** Start **

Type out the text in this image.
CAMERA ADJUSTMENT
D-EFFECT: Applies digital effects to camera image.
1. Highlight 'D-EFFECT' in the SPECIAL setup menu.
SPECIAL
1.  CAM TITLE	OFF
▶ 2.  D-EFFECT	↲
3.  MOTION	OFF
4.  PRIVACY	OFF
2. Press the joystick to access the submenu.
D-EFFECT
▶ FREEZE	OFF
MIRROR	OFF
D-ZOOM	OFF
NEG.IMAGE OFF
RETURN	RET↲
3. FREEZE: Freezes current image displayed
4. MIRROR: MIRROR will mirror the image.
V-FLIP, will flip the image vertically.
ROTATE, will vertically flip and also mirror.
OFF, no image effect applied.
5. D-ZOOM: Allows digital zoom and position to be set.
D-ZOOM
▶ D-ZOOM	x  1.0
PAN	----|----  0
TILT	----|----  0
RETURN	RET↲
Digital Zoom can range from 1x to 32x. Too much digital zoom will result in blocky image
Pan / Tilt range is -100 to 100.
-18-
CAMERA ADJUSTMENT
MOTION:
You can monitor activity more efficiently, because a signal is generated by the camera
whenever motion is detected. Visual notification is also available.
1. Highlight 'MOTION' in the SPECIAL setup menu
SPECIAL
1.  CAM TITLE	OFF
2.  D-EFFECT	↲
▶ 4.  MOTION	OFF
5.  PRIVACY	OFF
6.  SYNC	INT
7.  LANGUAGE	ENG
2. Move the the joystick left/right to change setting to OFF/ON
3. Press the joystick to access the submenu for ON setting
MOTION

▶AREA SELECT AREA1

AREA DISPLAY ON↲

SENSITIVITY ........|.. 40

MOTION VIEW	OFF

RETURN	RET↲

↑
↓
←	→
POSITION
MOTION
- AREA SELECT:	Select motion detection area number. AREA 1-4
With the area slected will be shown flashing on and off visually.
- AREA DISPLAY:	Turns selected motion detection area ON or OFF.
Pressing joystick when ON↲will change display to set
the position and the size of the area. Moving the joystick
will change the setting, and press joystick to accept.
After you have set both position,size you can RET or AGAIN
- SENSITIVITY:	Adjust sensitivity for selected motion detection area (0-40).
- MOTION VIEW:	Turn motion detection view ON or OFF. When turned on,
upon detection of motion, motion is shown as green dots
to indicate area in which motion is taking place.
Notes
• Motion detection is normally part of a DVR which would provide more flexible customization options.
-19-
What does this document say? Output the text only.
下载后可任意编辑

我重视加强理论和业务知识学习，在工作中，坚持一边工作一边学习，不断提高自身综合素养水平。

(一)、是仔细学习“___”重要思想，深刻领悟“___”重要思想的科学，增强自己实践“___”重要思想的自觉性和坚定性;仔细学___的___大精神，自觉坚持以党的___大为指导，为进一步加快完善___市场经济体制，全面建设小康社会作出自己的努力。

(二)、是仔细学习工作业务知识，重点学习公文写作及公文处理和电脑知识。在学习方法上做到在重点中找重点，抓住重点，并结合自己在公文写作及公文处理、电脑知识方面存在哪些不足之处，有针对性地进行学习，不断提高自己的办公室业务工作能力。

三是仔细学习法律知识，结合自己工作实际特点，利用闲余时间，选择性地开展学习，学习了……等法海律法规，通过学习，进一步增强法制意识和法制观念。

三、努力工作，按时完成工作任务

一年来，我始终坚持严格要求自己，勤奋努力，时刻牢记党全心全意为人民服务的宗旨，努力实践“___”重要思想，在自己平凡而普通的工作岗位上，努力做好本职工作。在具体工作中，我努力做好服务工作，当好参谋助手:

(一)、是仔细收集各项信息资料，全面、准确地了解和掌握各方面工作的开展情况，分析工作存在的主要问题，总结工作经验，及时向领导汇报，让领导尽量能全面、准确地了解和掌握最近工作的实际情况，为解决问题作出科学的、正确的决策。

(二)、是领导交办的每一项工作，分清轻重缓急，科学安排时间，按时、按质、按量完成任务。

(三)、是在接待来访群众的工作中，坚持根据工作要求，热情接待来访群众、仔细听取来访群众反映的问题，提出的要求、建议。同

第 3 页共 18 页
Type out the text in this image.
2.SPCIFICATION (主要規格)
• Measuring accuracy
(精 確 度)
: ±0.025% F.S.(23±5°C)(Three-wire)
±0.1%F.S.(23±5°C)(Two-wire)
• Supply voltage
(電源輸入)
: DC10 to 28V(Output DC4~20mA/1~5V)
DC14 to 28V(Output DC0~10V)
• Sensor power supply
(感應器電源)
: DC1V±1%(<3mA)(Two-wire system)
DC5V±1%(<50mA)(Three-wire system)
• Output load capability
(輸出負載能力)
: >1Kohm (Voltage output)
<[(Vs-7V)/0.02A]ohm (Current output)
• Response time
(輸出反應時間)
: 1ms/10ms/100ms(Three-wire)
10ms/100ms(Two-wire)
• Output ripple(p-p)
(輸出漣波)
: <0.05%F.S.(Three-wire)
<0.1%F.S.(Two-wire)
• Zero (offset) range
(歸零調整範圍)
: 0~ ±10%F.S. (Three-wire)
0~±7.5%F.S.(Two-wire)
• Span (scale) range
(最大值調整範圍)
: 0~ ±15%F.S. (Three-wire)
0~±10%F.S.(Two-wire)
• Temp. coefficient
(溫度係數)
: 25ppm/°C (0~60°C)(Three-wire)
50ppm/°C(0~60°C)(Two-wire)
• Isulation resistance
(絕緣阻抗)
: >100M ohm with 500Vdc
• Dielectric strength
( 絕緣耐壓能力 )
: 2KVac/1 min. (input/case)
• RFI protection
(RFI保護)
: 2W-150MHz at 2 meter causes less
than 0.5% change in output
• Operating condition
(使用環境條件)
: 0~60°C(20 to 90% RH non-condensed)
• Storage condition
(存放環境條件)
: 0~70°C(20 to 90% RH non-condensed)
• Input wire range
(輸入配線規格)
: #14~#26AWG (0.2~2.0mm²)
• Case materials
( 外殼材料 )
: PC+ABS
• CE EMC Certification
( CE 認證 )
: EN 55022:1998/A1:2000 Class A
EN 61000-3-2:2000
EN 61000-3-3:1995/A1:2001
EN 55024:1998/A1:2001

** End **

Task to carry out: Which lines in the listing above hold the word "Three"? Show each of them.

Answer for the task:
: ±0.025% F.S.(23±5°C)(Three-wire)
DC5V±1%(<50mA)(Three-wire system)
: 1ms/10ms/100ms(Three-wire)
: <0.05%F.S.(Three-wire)
: 0~ ±10%F.S. (Three-wire)
: 0~ ±15%F.S. (Three-wire)
: 25ppm/°C (0~60°C)(Three-wire)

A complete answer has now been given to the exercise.